• _Objective_:
Transcribe the listing that follows in full, omitting pictures.

• _Stored rows_:
--

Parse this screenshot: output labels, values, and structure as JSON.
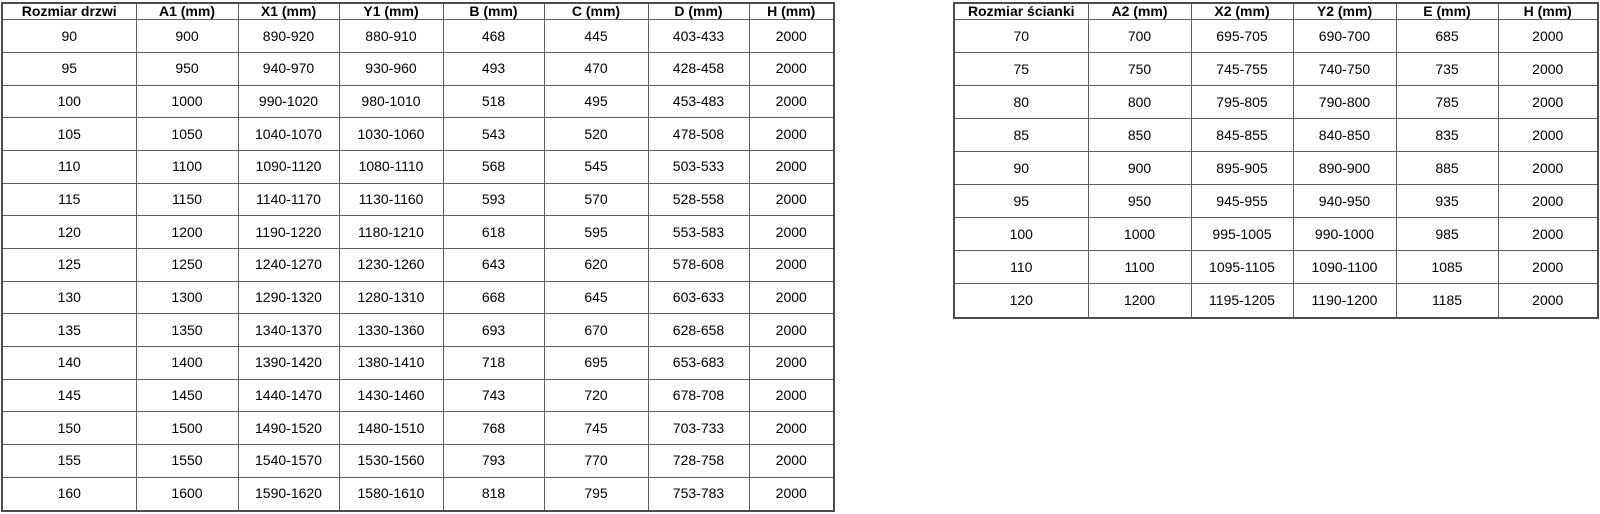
{
  "tables": [
    {
      "name": "door-size-table",
      "headers": [
        "Rozmiar drzwi",
        "A1 (mm)",
        "X1 (mm)",
        "Y1 (mm)",
        "B (mm)",
        "C (mm)",
        "D (mm)",
        "H (mm)"
      ],
      "rows": [
        [
          "90",
          "900",
          "890-920",
          "880-910",
          "468",
          "445",
          "403-433",
          "2000"
        ],
        [
          "95",
          "950",
          "940-970",
          "930-960",
          "493",
          "470",
          "428-458",
          "2000"
        ],
        [
          "100",
          "1000",
          "990-1020",
          "980-1010",
          "518",
          "495",
          "453-483",
          "2000"
        ],
        [
          "105",
          "1050",
          "1040-1070",
          "1030-1060",
          "543",
          "520",
          "478-508",
          "2000"
        ],
        [
          "110",
          "1100",
          "1090-1120",
          "1080-1110",
          "568",
          "545",
          "503-533",
          "2000"
        ],
        [
          "115",
          "1150",
          "1140-1170",
          "1130-1160",
          "593",
          "570",
          "528-558",
          "2000"
        ],
        [
          "120",
          "1200",
          "1190-1220",
          "1180-1210",
          "618",
          "595",
          "553-583",
          "2000"
        ],
        [
          "125",
          "1250",
          "1240-1270",
          "1230-1260",
          "643",
          "620",
          "578-608",
          "2000"
        ],
        [
          "130",
          "1300",
          "1290-1320",
          "1280-1310",
          "668",
          "645",
          "603-633",
          "2000"
        ],
        [
          "135",
          "1350",
          "1340-1370",
          "1330-1360",
          "693",
          "670",
          "628-658",
          "2000"
        ],
        [
          "140",
          "1400",
          "1390-1420",
          "1380-1410",
          "718",
          "695",
          "653-683",
          "2000"
        ],
        [
          "145",
          "1450",
          "1440-1470",
          "1430-1460",
          "743",
          "720",
          "678-708",
          "2000"
        ],
        [
          "150",
          "1500",
          "1490-1520",
          "1480-1510",
          "768",
          "745",
          "703-733",
          "2000"
        ],
        [
          "155",
          "1550",
          "1540-1570",
          "1530-1560",
          "793",
          "770",
          "728-758",
          "2000"
        ],
        [
          "160",
          "1600",
          "1590-1620",
          "1580-1610",
          "818",
          "795",
          "753-783",
          "2000"
        ]
      ]
    },
    {
      "name": "wall-size-table",
      "headers": [
        "Rozmiar ścianki",
        "A2 (mm)",
        "X2 (mm)",
        "Y2 (mm)",
        "E (mm)",
        "H (mm)"
      ],
      "rows": [
        [
          "70",
          "700",
          "695-705",
          "690-700",
          "685",
          "2000"
        ],
        [
          "75",
          "750",
          "745-755",
          "740-750",
          "735",
          "2000"
        ],
        [
          "80",
          "800",
          "795-805",
          "790-800",
          "785",
          "2000"
        ],
        [
          "85",
          "850",
          "845-855",
          "840-850",
          "835",
          "2000"
        ],
        [
          "90",
          "900",
          "895-905",
          "890-900",
          "885",
          "2000"
        ],
        [
          "95",
          "950",
          "945-955",
          "940-950",
          "935",
          "2000"
        ],
        [
          "100",
          "1000",
          "995-1005",
          "990-1000",
          "985",
          "2000"
        ],
        [
          "110",
          "1100",
          "1095-1105",
          "1090-1100",
          "1085",
          "2000"
        ],
        [
          "120",
          "1200",
          "1195-1205",
          "1190-1200",
          "1185",
          "2000"
        ]
      ]
    }
  ],
  "colors": {
    "border": "#5f5f5f",
    "outer_border": "#4d4d4d",
    "text": "#000000",
    "background": "#ffffff"
  }
}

--

• _The result_:
Parse this screenshot: output labels, values, and structure as JSON.
{
  "tables": [
    {
      "name": "door-size-table",
      "headers": [
        "Rozmiar drzwi",
        "A1 (mm)",
        "X1 (mm)",
        "Y1 (mm)",
        "B (mm)",
        "C (mm)",
        "D (mm)",
        "H (mm)"
      ],
      "rows": [
        [
          "90",
          "900",
          "890-920",
          "880-910",
          "468",
          "445",
          "403-433",
          "2000"
        ],
        [
          "95",
          "950",
          "940-970",
          "930-960",
          "493",
          "470",
          "428-458",
          "2000"
        ],
        [
          "100",
          "1000",
          "990-1020",
          "980-1010",
          "518",
          "495",
          "453-483",
          "2000"
        ],
        [
          "105",
          "1050",
          "1040-1070",
          "1030-1060",
          "543",
          "520",
          "478-508",
          "2000"
        ],
        [
          "110",
          "1100",
          "1090-1120",
          "1080-1110",
          "568",
          "545",
          "503-533",
          "2000"
        ],
        [
          "115",
          "1150",
          "1140-1170",
          "1130-1160",
          "593",
          "570",
          "528-558",
          "2000"
        ],
        [
          "120",
          "1200",
          "1190-1220",
          "1180-1210",
          "618",
          "595",
          "553-583",
          "2000"
        ],
        [
          "125",
          "1250",
          "1240-1270",
          "1230-1260",
          "643",
          "620",
          "578-608",
          "2000"
        ],
        [
          "130",
          "1300",
          "1290-1320",
          "1280-1310",
          "668",
          "645",
          "603-633",
          "2000"
        ],
        [
          "135",
          "1350",
          "1340-1370",
          "1330-1360",
          "693",
          "670",
          "628-658",
          "2000"
        ],
        [
          "140",
          "1400",
          "1390-1420",
          "1380-1410",
          "718",
          "695",
          "653-683",
          "2000"
        ],
        [
          "145",
          "1450",
          "1440-1470",
          "1430-1460",
          "743",
          "720",
          "678-708",
          "2000"
        ],
        [
          "150",
          "1500",
          "1490-1520",
          "1480-1510",
          "768",
          "745",
          "703-733",
          "2000"
        ],
        [
          "155",
          "1550",
          "1540-1570",
          "1530-1560",
          "793",
          "770",
          "728-758",
          "2000"
        ],
        [
          "160",
          "1600",
          "1590-1620",
          "1580-1610",
          "818",
          "795",
          "753-783",
          "2000"
        ]
      ]
    },
    {
      "name": "wall-size-table",
      "headers": [
        "Rozmiar ścianki",
        "A2 (mm)",
        "X2 (mm)",
        "Y2 (mm)",
        "E (mm)",
        "H (mm)"
      ],
      "rows": [
        [
          "70",
          "700",
          "695-705",
          "690-700",
          "685",
          "2000"
        ],
        [
          "75",
          "750",
          "745-755",
          "740-750",
          "735",
          "2000"
        ],
        [
          "80",
          "800",
          "795-805",
          "790-800",
          "785",
          "2000"
        ],
        [
          "85",
          "850",
          "845-855",
          "840-850",
          "835",
          "2000"
        ],
        [
          "90",
          "900",
          "895-905",
          "890-900",
          "885",
          "2000"
        ],
        [
          "95",
          "950",
          "945-955",
          "940-950",
          "935",
          "2000"
        ],
        [
          "100",
          "1000",
          "995-1005",
          "990-1000",
          "985",
          "2000"
        ],
        [
          "110",
          "1100",
          "1095-1105",
          "1090-1100",
          "1085",
          "2000"
        ],
        [
          "120",
          "1200",
          "1195-1205",
          "1190-1200",
          "1185",
          "2000"
        ]
      ]
    }
  ],
  "colors": {
    "border": "#5f5f5f",
    "outer_border": "#4d4d4d",
    "text": "#000000",
    "background": "#ffffff"
  }
}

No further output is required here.